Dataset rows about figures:
##############################

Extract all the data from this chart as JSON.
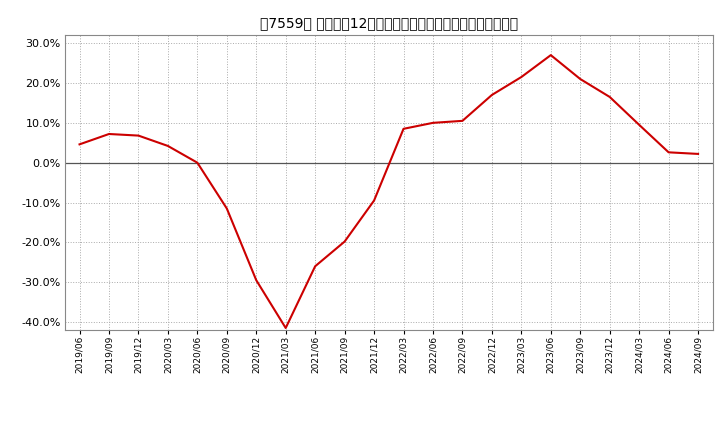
{
  "title": "［7559］ 売上高の12か月移動合計の対前年同期増減率の推移",
  "line_color": "#cc0000",
  "background_color": "#ffffff",
  "plot_bg_color": "#ffffff",
  "grid_color": "#aaaaaa",
  "zero_line_color": "#555555",
  "ylim": [
    -0.42,
    0.32
  ],
  "yticks": [
    -0.4,
    -0.3,
    -0.2,
    -0.1,
    0.0,
    0.1,
    0.2,
    0.3
  ],
  "dates": [
    "2019/06",
    "2019/09",
    "2019/12",
    "2020/03",
    "2020/06",
    "2020/09",
    "2020/12",
    "2021/03",
    "2021/06",
    "2021/09",
    "2021/12",
    "2022/03",
    "2022/06",
    "2022/09",
    "2022/12",
    "2023/03",
    "2023/06",
    "2023/09",
    "2023/12",
    "2024/03",
    "2024/06",
    "2024/09"
  ],
  "values": [
    0.046,
    0.072,
    0.068,
    0.042,
    0.0,
    -0.115,
    -0.295,
    -0.415,
    -0.26,
    -0.198,
    -0.095,
    0.085,
    0.1,
    0.105,
    0.17,
    0.215,
    0.27,
    0.21,
    0.165,
    0.095,
    0.026,
    0.022
  ]
}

##############################

Filter the records above for lines containing the word "ffffff", and copy those lines.

- _TASK OUTPUT_
  "background_color": "#ffffff",
  "plot_bg_color": "#ffffff",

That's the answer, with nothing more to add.